Problem - In this exercise, return the whole listing exactly, excluding any images.

■ ■ ■

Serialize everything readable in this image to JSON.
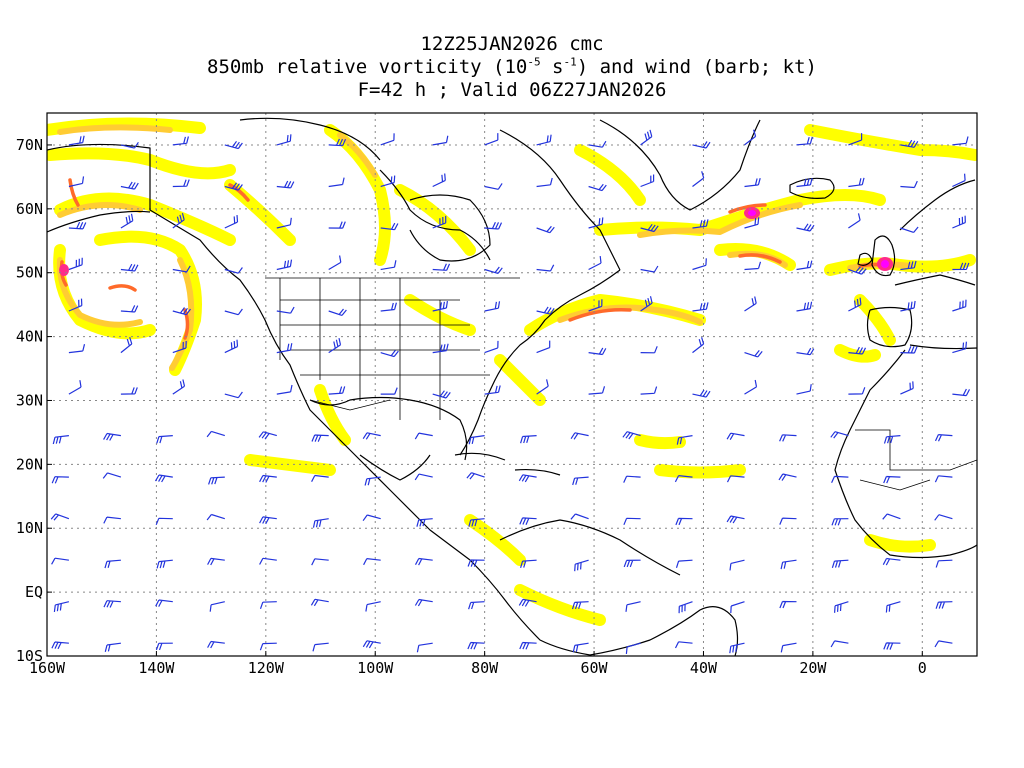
{
  "title": {
    "line1": "12Z25JAN2026 cmc",
    "line2_pre": "850mb relative vorticity (10",
    "line2_exp1": "-5",
    "line2_mid": " s",
    "line2_exp2": "-1",
    "line2_post": ") and wind (barb; kt)",
    "line3": "F=42 h ; Valid 06Z27JAN2026"
  },
  "map": {
    "lon_range": [
      -160,
      10
    ],
    "lat_range": [
      -10,
      75
    ],
    "lon_ticks": [
      "160W",
      "140W",
      "120W",
      "100W",
      "80W",
      "60W",
      "40W",
      "20W",
      "0"
    ],
    "lon_tick_values": [
      -160,
      -140,
      -120,
      -100,
      -80,
      -60,
      -40,
      -20,
      0
    ],
    "lat_ticks": [
      "70N",
      "60N",
      "50N",
      "40N",
      "30N",
      "20N",
      "10N",
      "EQ",
      "10S"
    ],
    "lat_tick_values": [
      70,
      60,
      50,
      40,
      30,
      20,
      10,
      0,
      -10
    ],
    "grid_lines": "dotted",
    "colors": {
      "contour_low": "#ffff00",
      "contour_mid": "#ffcc33",
      "contour_high": "#ff6a2a",
      "contour_peak": "#ff2a8a",
      "contour_max": "#ff00ff",
      "coastline": "#000000",
      "wind_barb": "#2233dd"
    }
  }
}
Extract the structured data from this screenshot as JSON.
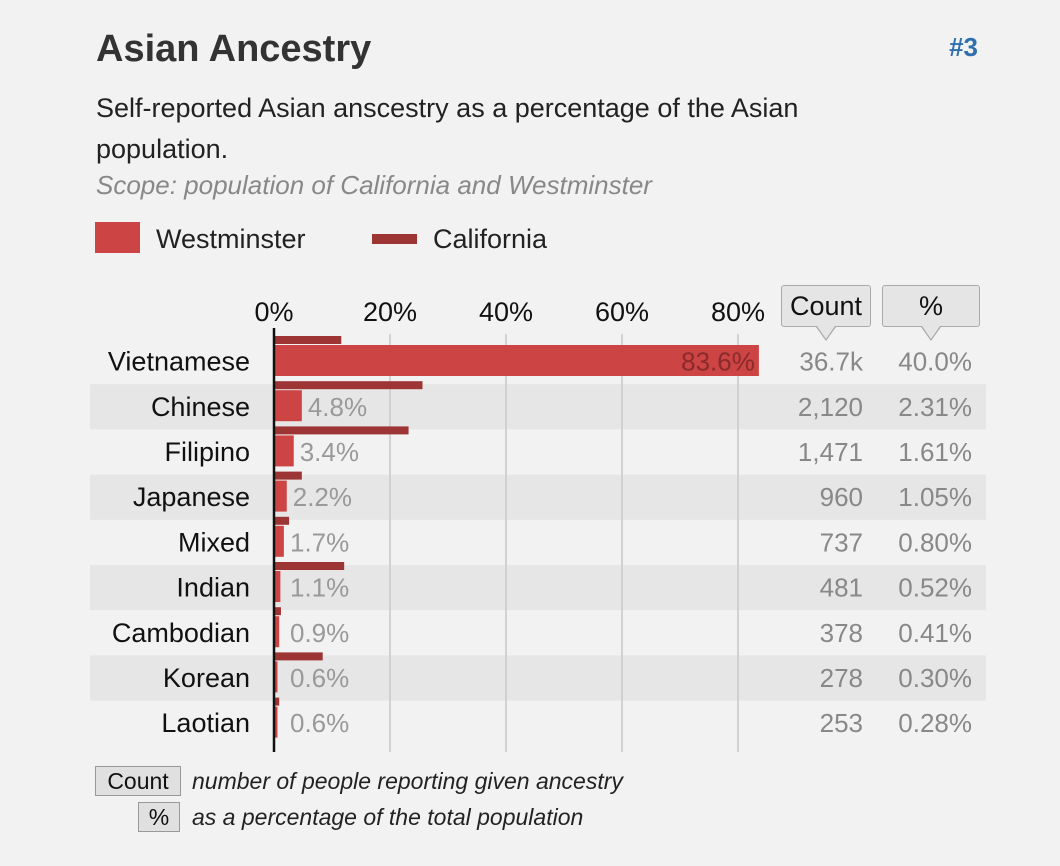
{
  "header": {
    "title": "Asian Ancestry",
    "rank": "#3",
    "description": "Self-reported Asian anscestry as a percentage of the Asian population.",
    "scope": "Scope: population of California and Westminster"
  },
  "legend": {
    "westminster": "Westminster",
    "california": "California"
  },
  "colors": {
    "westminster_bar": "#cc4444",
    "california_bar": "#9e3535",
    "stripe": "#e6e6e6",
    "grid": "#c8c8c8",
    "value_label": "#999999",
    "rank_link": "#2f6fae"
  },
  "columns": {
    "count_label": "Count",
    "pct_label": "%"
  },
  "chart_data": {
    "type": "bar",
    "orientation": "horizontal",
    "xlim": [
      0,
      100
    ],
    "x_ticks": [
      "0%",
      "20%",
      "40%",
      "60%",
      "80%"
    ],
    "categories": [
      "Vietnamese",
      "Chinese",
      "Filipino",
      "Japanese",
      "Mixed",
      "Indian",
      "Cambodian",
      "Korean",
      "Laotian"
    ],
    "series": [
      {
        "name": "Westminster",
        "values": [
          83.6,
          4.8,
          3.4,
          2.2,
          1.7,
          1.1,
          0.9,
          0.6,
          0.6
        ],
        "labels": [
          "83.6%",
          "4.8%",
          "3.4%",
          "2.2%",
          "1.7%",
          "1.1%",
          "0.9%",
          "0.6%",
          "0.6%"
        ]
      },
      {
        "name": "California",
        "values": [
          11.6,
          25.6,
          23.2,
          4.8,
          2.6,
          12.1,
          1.2,
          8.4,
          0.9
        ]
      }
    ],
    "count": [
      "36.7k",
      "2,120",
      "1,471",
      "960",
      "737",
      "481",
      "378",
      "278",
      "253"
    ],
    "percent_of_total": [
      "40.0%",
      "2.31%",
      "1.61%",
      "1.05%",
      "0.80%",
      "0.52%",
      "0.41%",
      "0.30%",
      "0.28%"
    ]
  },
  "footer": {
    "count_button": "Count",
    "count_text": "number of people reporting given ancestry",
    "pct_button": "%",
    "pct_text": "as a percentage of the total population"
  }
}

■ ■ ■

Answer below -
Serialize everything readable in this image to JSON.
{
  "title": {
    "line1": "12Z25JAN2026 cmc",
    "line2_pre": "850mb relative vorticity (10",
    "line2_exp1": "-5",
    "line2_mid": " s",
    "line2_exp2": "-1",
    "line2_post": ") and wind (barb; kt)",
    "line3": "F=42 h ; Valid 06Z27JAN2026"
  },
  "map": {
    "lon_range": [
      -160,
      10
    ],
    "lat_range": [
      -10,
      75
    ],
    "lon_ticks": [
      "160W",
      "140W",
      "120W",
      "100W",
      "80W",
      "60W",
      "40W",
      "20W",
      "0"
    ],
    "lon_tick_values": [
      -160,
      -140,
      -120,
      -100,
      -80,
      -60,
      -40,
      -20,
      0
    ],
    "lat_ticks": [
      "70N",
      "60N",
      "50N",
      "40N",
      "30N",
      "20N",
      "10N",
      "EQ",
      "10S"
    ],
    "lat_tick_values": [
      70,
      60,
      50,
      40,
      30,
      20,
      10,
      0,
      -10
    ],
    "grid_lines": "dotted",
    "colors": {
      "contour_low": "#ffff00",
      "contour_mid": "#ffcc33",
      "contour_high": "#ff6a2a",
      "contour_peak": "#ff2a8a",
      "contour_max": "#ff00ff",
      "coastline": "#000000",
      "wind_barb": "#2233dd"
    }
  }
}
Extract the structured data from this screenshot as JSON.
{
  "header": {
    "title": "Asian Ancestry",
    "rank": "#3",
    "description": "Self-reported Asian anscestry as a percentage of the Asian population.",
    "scope": "Scope: population of California and Westminster"
  },
  "legend": {
    "westminster": "Westminster",
    "california": "California"
  },
  "colors": {
    "westminster_bar": "#cc4444",
    "california_bar": "#9e3535",
    "stripe": "#e6e6e6",
    "grid": "#c8c8c8",
    "value_label": "#999999",
    "rank_link": "#2f6fae"
  },
  "columns": {
    "count_label": "Count",
    "pct_label": "%"
  },
  "chart_data": {
    "type": "bar",
    "orientation": "horizontal",
    "xlim": [
      0,
      100
    ],
    "x_ticks": [
      "0%",
      "20%",
      "40%",
      "60%",
      "80%"
    ],
    "categories": [
      "Vietnamese",
      "Chinese",
      "Filipino",
      "Japanese",
      "Mixed",
      "Indian",
      "Cambodian",
      "Korean",
      "Laotian"
    ],
    "series": [
      {
        "name": "Westminster",
        "values": [
          83.6,
          4.8,
          3.4,
          2.2,
          1.7,
          1.1,
          0.9,
          0.6,
          0.6
        ],
        "labels": [
          "83.6%",
          "4.8%",
          "3.4%",
          "2.2%",
          "1.7%",
          "1.1%",
          "0.9%",
          "0.6%",
          "0.6%"
        ]
      },
      {
        "name": "California",
        "values": [
          11.6,
          25.6,
          23.2,
          4.8,
          2.6,
          12.1,
          1.2,
          8.4,
          0.9
        ]
      }
    ],
    "count": [
      "36.7k",
      "2,120",
      "1,471",
      "960",
      "737",
      "481",
      "378",
      "278",
      "253"
    ],
    "percent_of_total": [
      "40.0%",
      "2.31%",
      "1.61%",
      "1.05%",
      "0.80%",
      "0.52%",
      "0.41%",
      "0.30%",
      "0.28%"
    ]
  },
  "footer": {
    "count_button": "Count",
    "count_text": "number of people reporting given ancestry",
    "pct_button": "%",
    "pct_text": "as a percentage of the total population"
  }
}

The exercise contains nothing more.